-- start of Dataset records --

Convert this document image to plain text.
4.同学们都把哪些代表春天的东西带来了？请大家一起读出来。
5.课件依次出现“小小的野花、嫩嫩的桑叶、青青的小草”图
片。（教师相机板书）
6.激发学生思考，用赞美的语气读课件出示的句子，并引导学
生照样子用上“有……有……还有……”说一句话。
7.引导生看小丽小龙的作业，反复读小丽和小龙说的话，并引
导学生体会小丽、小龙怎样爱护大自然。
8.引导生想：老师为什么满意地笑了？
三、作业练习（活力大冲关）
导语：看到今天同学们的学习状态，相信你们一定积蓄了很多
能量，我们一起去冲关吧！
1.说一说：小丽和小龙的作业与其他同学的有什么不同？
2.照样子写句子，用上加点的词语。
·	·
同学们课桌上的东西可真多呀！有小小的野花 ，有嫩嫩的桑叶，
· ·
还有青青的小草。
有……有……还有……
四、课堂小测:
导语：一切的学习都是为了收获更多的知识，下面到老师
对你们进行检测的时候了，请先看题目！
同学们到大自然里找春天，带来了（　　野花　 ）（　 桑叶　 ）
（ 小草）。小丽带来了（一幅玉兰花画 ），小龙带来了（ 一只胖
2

-- end of Dataset records --

* Stated problem: Restate each entry exactly, skipping none.

* Solution for this task:
Convert this document image to plain text.
4.同学们都把哪些代表春天的东西带来了？请大家一起读出来。
5.课件依次出现“小小的野花、嫩嫩的桑叶、青青的小草”图
片。（教师相机板书）
6.激发学生思考，用赞美的语气读课件出示的句子，并引导学
生照样子用上“有……有……还有……”说一句话。
7.引导生看小丽小龙的作业，反复读小丽和小龙说的话，并引
导学生体会小丽、小龙怎样爱护大自然。
8.引导生想：老师为什么满意地笑了？
三、作业练习（活力大冲关）
导语：看到今天同学们的学习状态，相信你们一定积蓄了很多
能量，我们一起去冲关吧！
1.说一说：小丽和小龙的作业与其他同学的有什么不同？
2.照样子写句子，用上加点的词语。
·	·
同学们课桌上的东西可真多呀！有小小的野花 ，有嫩嫩的桑叶，
· ·
还有青青的小草。
有……有……还有……
四、课堂小测:
导语：一切的学习都是为了收获更多的知识，下面到老师
对你们进行检测的时候了，请先看题目！
同学们到大自然里找春天，带来了（　　野花　 ）（　 桑叶　 ）
（ 小草）。小丽带来了（一幅玉兰花画 ），小龙带来了（ 一只胖
2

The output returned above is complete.